++++ Task data
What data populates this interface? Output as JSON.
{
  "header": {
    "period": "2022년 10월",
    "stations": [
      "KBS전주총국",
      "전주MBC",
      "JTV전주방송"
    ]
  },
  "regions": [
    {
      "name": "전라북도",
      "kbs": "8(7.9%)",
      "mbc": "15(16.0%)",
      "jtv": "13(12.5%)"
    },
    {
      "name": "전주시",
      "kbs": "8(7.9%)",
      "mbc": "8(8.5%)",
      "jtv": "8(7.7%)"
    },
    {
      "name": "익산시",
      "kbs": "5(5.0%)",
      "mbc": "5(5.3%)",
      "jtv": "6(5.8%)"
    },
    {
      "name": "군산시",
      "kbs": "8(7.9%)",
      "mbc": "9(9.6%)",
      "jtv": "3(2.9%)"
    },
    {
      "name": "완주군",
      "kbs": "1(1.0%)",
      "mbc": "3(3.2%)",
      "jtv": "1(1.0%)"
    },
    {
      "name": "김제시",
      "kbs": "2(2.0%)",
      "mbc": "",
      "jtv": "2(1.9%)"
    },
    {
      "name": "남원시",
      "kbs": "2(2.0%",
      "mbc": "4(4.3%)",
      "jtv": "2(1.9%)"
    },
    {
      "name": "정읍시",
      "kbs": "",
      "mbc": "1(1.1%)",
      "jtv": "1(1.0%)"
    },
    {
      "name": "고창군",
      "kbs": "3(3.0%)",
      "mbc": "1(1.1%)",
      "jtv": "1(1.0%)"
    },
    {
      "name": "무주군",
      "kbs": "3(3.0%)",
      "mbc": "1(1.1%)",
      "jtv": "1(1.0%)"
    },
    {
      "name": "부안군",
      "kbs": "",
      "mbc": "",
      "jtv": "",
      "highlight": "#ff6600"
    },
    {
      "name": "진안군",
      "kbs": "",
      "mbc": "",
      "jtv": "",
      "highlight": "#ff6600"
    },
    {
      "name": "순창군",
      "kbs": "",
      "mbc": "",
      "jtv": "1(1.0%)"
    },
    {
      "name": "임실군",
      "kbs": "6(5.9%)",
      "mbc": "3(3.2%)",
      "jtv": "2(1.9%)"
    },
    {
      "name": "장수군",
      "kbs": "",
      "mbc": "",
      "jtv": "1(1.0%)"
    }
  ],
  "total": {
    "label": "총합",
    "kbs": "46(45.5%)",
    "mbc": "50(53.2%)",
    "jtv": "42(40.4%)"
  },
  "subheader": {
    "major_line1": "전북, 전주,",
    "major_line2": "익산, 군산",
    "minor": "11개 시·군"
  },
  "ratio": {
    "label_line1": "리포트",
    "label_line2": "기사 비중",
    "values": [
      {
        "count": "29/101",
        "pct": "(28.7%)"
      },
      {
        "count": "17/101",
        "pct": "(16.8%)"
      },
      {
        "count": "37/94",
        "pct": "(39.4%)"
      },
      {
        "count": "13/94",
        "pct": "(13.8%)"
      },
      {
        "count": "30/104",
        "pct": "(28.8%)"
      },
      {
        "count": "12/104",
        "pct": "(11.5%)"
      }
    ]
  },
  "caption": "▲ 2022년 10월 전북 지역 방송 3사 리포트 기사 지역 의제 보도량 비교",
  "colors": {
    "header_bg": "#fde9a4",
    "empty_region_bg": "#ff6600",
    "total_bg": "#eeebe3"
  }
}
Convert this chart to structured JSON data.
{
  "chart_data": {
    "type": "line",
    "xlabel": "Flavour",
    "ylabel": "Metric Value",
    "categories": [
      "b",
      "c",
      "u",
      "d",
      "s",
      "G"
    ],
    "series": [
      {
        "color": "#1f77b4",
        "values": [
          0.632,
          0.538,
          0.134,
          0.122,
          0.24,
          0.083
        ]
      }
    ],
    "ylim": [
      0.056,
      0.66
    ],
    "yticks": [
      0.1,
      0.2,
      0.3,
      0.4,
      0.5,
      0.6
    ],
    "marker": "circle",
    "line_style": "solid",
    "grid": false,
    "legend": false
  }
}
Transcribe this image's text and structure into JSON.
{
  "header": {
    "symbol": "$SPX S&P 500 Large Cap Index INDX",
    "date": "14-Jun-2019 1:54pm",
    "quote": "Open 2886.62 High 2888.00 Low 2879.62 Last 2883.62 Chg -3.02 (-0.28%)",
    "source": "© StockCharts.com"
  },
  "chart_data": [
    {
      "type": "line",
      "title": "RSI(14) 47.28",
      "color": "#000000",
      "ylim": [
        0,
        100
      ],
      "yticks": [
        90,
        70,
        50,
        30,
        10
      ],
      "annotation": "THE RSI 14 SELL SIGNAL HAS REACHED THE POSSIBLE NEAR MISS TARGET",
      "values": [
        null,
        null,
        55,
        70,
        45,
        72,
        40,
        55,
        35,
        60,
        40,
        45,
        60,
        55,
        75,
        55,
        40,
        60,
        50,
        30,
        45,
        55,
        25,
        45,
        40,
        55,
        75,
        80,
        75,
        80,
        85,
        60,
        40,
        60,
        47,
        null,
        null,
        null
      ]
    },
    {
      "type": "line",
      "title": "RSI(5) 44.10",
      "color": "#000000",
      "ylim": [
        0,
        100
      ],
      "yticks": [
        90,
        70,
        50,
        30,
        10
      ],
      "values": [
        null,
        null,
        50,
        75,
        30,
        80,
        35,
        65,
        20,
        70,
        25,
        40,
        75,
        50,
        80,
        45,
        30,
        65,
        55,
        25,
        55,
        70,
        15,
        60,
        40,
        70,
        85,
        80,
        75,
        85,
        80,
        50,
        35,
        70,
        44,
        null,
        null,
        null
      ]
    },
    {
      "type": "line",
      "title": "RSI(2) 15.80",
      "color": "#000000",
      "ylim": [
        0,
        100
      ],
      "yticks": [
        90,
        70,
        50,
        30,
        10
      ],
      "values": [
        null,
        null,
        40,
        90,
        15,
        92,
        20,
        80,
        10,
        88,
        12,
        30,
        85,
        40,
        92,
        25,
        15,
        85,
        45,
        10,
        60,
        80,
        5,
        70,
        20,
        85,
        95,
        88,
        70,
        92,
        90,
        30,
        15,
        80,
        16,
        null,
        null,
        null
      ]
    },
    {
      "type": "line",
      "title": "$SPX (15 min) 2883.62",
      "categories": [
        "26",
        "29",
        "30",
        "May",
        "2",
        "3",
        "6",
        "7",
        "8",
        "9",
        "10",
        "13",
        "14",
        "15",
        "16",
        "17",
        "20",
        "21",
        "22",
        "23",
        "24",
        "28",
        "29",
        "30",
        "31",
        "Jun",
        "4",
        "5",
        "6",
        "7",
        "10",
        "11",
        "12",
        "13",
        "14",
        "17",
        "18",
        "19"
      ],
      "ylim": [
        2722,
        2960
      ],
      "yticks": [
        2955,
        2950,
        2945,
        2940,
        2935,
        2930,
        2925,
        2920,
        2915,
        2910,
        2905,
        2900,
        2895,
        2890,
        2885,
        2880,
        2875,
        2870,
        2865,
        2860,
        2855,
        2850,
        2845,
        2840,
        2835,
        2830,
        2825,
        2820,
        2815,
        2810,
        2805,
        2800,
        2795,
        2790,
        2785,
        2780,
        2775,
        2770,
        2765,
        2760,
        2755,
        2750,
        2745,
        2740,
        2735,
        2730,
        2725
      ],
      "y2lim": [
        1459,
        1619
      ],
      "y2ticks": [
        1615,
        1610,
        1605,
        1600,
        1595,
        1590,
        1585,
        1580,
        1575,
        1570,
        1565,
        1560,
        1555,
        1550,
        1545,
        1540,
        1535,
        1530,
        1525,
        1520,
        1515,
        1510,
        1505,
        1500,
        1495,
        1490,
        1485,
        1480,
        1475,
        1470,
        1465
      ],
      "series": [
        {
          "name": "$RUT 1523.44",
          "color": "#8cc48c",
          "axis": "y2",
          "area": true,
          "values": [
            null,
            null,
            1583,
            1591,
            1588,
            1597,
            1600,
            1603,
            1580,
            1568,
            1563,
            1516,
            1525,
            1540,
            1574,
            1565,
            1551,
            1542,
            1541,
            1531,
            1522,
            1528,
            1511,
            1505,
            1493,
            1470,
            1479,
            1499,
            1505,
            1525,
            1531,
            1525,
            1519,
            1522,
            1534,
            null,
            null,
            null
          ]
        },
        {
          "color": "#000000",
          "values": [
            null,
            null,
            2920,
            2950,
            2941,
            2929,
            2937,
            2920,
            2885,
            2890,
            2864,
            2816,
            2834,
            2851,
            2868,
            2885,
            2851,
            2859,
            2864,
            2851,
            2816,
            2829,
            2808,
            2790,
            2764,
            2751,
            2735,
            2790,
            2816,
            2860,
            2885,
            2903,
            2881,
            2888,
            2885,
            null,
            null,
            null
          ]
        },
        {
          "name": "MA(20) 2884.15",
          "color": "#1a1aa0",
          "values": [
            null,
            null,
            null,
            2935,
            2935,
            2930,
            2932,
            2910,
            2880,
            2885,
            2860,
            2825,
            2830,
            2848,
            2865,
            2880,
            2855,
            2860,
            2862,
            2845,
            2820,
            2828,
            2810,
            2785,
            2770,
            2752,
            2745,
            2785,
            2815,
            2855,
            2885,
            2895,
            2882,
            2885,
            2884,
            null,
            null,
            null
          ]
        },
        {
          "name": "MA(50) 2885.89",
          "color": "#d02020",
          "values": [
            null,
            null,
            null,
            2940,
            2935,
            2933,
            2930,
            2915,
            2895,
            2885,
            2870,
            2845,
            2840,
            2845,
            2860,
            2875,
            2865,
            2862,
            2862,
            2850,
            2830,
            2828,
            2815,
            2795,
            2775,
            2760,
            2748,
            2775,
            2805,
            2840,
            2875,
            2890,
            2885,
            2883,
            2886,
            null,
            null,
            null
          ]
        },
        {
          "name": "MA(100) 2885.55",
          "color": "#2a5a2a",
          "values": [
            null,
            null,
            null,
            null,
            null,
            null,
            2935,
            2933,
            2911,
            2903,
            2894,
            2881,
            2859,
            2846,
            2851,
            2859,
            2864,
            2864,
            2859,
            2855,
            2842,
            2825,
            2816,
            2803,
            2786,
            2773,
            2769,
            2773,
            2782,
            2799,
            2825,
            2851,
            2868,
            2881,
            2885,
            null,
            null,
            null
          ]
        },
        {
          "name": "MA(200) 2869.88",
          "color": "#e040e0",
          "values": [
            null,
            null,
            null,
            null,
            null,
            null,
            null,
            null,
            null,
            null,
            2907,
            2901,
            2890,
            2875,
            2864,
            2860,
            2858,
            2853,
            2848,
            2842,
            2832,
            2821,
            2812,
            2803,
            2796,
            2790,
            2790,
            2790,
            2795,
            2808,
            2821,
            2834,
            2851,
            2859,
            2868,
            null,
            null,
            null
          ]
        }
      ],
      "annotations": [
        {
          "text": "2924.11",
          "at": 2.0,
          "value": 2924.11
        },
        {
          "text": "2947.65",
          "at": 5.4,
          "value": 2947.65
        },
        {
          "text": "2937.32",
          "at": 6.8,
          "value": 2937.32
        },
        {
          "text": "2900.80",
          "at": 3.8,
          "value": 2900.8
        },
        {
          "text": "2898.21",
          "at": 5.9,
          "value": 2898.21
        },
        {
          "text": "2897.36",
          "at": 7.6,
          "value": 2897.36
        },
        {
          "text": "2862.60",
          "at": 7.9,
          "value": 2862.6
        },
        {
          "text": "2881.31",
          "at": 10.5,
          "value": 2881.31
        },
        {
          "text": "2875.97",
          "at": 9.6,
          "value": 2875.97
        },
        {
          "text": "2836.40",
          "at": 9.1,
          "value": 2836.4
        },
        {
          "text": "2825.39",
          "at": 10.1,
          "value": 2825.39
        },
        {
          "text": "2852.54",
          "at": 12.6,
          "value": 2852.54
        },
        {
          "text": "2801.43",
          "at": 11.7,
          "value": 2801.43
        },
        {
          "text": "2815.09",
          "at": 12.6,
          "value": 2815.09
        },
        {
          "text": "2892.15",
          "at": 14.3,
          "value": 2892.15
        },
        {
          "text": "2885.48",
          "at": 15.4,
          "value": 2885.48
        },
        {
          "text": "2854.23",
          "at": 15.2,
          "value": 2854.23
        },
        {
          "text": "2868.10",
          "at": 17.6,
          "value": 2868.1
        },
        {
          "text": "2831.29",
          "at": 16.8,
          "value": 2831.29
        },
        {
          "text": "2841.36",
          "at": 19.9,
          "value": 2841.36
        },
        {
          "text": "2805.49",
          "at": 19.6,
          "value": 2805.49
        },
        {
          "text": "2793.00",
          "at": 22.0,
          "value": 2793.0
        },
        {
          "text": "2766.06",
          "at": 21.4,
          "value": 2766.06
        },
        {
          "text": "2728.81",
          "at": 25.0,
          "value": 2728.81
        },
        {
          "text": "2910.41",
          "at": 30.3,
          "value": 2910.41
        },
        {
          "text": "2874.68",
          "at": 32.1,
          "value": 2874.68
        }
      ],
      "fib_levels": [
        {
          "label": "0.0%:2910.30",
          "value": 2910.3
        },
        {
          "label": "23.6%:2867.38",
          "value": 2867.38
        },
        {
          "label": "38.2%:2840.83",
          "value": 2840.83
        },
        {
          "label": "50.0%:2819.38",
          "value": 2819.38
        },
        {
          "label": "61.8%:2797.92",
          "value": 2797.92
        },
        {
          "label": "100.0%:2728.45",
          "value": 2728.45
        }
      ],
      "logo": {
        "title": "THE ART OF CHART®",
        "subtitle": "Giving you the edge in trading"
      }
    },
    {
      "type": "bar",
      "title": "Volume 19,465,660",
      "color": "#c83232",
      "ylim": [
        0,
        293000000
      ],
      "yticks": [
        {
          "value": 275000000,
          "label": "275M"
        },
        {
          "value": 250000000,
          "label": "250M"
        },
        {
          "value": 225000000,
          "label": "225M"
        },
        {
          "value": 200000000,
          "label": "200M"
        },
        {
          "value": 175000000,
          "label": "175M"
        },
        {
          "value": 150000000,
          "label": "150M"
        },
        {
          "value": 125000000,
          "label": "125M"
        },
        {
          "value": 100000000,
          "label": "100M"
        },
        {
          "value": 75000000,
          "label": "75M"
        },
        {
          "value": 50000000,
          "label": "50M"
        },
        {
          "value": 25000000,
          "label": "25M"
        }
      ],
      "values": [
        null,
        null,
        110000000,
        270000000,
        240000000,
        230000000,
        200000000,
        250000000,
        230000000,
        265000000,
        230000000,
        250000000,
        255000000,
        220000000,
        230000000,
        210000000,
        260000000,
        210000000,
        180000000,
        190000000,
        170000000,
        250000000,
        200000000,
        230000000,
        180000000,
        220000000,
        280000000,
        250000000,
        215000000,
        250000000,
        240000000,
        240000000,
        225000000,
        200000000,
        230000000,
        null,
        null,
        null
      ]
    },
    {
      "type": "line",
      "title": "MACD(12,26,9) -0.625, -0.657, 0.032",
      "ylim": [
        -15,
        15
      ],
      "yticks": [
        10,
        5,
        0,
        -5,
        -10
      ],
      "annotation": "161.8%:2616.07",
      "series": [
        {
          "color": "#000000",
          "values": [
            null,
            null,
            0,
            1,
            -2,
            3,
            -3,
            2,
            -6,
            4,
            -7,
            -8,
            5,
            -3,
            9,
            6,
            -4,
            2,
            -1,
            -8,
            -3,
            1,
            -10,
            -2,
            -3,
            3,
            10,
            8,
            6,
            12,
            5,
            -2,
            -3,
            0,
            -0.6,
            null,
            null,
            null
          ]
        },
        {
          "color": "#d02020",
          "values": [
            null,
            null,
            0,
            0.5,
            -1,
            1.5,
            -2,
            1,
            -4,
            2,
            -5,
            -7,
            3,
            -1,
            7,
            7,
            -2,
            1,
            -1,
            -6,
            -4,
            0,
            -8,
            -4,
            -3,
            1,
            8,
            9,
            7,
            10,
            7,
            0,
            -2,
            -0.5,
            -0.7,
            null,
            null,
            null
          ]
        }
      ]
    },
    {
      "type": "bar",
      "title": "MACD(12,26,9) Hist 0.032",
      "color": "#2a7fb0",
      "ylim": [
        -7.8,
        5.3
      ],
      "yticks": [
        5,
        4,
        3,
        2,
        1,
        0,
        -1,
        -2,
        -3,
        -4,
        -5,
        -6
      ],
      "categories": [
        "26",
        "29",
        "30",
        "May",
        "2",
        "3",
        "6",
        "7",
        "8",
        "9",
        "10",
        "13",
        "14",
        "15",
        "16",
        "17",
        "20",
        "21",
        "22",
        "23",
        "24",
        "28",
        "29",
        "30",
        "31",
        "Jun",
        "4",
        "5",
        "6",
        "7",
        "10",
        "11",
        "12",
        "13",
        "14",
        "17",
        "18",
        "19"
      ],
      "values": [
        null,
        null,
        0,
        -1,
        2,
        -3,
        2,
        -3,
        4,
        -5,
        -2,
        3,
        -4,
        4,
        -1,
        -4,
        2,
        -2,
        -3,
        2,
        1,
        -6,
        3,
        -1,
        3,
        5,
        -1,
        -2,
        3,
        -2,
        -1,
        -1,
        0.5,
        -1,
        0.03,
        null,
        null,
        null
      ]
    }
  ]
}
++++++++
▶ **Goal**:
Each line holding "JSON" must be found and copied.

▶ **Full output**:
What data populates this interface? Output as JSON.
Convert this chart to structured JSON data.
Transcribe this image's text and structure into JSON.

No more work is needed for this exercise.